GIVEN INSTRUCTION: Locate each line below that includes "text" and reproduce it.

* START SUPPLIED RECORDS *

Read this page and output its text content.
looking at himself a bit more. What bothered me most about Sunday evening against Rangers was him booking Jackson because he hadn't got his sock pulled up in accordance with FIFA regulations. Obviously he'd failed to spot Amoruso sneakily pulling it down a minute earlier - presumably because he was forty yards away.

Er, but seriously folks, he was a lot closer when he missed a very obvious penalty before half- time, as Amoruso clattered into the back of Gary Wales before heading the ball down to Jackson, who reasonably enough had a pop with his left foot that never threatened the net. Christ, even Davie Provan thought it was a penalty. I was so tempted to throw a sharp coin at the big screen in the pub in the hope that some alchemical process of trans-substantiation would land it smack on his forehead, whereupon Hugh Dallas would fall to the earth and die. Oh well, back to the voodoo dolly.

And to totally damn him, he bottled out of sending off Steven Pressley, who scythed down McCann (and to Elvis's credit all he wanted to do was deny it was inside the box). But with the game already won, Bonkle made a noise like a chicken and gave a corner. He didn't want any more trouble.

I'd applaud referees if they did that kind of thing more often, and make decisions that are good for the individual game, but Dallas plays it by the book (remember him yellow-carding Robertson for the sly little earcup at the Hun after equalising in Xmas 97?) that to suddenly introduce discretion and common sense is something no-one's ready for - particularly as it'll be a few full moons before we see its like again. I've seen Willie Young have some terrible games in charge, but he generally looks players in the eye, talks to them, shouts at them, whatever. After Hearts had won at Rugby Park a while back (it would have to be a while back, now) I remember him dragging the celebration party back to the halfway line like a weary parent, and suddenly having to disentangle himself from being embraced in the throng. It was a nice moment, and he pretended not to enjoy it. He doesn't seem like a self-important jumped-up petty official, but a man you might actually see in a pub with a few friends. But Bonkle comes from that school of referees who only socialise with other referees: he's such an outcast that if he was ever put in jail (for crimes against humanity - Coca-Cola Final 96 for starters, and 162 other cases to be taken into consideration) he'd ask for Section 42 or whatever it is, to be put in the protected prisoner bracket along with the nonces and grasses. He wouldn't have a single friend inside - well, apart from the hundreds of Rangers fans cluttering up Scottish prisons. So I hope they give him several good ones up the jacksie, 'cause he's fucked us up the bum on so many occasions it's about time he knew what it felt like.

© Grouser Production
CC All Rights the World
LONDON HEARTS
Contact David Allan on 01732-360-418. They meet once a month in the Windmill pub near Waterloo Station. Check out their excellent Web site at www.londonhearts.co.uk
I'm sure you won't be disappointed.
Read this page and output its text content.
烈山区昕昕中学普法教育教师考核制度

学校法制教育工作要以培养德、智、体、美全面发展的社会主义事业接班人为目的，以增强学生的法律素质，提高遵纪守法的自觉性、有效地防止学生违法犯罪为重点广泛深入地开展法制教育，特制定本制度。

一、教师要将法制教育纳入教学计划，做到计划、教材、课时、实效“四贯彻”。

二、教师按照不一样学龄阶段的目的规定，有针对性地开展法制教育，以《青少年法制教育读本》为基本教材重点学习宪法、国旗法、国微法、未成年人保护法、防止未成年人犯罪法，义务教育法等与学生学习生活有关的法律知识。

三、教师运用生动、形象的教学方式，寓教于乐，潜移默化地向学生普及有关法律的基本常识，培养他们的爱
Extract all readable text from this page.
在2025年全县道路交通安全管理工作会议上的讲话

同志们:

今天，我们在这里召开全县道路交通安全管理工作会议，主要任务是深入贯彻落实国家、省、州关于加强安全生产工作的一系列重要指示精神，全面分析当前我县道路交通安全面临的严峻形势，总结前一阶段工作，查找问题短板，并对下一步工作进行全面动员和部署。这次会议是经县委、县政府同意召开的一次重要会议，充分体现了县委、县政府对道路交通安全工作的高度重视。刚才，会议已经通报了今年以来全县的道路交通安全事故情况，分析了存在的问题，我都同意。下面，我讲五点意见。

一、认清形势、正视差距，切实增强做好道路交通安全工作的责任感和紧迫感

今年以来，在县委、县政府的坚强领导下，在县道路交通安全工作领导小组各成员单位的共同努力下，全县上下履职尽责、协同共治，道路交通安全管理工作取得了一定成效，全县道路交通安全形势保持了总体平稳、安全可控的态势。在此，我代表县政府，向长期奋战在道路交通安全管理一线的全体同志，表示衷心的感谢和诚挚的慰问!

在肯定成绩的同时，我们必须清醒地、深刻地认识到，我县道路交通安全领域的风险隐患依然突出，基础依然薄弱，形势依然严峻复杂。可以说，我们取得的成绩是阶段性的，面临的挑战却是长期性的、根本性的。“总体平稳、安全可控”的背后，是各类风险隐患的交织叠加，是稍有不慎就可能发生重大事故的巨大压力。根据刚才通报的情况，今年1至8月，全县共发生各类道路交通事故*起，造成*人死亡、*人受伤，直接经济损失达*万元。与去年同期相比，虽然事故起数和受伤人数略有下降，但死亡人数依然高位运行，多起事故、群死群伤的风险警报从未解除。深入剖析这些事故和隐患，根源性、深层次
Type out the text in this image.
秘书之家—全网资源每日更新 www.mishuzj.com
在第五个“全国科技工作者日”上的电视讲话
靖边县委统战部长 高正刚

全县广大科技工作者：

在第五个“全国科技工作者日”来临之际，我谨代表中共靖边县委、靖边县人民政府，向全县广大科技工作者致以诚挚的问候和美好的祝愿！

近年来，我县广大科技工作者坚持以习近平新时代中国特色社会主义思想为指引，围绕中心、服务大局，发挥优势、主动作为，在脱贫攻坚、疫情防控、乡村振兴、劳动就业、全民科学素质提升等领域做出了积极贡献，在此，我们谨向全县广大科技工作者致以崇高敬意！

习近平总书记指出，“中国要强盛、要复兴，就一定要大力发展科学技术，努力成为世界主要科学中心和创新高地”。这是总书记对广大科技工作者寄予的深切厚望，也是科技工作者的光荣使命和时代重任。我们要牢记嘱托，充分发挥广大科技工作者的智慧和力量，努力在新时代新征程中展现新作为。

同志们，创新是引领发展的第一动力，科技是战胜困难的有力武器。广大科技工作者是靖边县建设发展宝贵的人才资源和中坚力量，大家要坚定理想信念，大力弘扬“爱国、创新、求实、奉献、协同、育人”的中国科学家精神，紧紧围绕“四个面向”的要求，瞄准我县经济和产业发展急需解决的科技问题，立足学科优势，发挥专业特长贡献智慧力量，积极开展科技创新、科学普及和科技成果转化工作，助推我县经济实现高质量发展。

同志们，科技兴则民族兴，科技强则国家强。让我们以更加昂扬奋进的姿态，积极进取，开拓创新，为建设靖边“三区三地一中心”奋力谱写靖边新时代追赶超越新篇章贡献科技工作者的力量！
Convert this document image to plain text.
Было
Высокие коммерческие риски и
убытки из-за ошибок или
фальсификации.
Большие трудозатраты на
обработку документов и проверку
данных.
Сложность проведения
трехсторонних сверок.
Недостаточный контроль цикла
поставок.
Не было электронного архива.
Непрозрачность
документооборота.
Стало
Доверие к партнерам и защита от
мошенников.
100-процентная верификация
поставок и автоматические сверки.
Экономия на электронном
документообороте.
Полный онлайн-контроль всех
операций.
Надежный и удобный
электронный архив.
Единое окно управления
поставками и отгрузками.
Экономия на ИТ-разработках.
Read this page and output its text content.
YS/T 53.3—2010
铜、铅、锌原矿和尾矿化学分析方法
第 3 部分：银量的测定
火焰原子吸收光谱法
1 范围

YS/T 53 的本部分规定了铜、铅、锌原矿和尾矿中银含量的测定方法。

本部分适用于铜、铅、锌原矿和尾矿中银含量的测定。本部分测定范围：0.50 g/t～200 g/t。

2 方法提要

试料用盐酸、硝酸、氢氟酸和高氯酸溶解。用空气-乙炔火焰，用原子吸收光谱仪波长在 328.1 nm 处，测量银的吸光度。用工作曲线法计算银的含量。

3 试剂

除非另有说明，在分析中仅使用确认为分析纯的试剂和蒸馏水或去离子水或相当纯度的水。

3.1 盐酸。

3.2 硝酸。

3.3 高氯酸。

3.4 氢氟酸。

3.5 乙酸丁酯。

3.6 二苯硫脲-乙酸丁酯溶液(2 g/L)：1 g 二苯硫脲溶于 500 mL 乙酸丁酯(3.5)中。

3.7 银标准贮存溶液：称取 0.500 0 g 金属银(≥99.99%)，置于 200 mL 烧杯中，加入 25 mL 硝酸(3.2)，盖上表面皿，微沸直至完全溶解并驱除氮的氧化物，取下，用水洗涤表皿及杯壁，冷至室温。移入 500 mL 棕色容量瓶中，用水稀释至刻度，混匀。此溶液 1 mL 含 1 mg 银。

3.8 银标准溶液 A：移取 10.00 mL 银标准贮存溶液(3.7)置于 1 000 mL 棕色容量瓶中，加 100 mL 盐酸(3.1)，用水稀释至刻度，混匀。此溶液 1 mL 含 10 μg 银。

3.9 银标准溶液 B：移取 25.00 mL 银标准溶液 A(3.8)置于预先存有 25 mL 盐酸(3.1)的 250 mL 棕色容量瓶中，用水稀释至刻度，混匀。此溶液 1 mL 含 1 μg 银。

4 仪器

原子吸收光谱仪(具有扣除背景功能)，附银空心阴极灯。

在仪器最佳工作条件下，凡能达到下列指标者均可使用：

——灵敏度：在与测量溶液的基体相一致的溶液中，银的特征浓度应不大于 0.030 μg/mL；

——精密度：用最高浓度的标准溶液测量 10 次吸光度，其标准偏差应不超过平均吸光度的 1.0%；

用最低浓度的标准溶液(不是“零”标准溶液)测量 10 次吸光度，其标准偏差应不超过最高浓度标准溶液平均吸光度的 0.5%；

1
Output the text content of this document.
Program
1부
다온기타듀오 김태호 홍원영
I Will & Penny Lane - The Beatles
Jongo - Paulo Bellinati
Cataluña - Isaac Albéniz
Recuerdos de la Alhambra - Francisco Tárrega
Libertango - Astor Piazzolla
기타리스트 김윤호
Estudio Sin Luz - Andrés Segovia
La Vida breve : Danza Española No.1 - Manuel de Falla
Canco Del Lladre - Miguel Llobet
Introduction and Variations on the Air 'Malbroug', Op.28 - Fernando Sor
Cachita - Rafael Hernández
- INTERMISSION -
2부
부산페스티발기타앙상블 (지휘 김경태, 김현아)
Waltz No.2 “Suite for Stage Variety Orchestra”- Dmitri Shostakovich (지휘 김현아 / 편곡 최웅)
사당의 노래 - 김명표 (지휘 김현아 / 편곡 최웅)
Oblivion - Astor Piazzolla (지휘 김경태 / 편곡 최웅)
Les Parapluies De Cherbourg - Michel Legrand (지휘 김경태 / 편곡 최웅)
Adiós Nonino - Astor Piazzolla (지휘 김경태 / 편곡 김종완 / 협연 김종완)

* END SUPPLIED RECORDS *

EXERCISE SOLUTION:
Read this page and output its text content.
Read this page and output its text content.
Extract all readable text from this page.
Type out the text in this image.
Convert this document image to plain text.
Read this page and output its text content.
Output the text content of this document.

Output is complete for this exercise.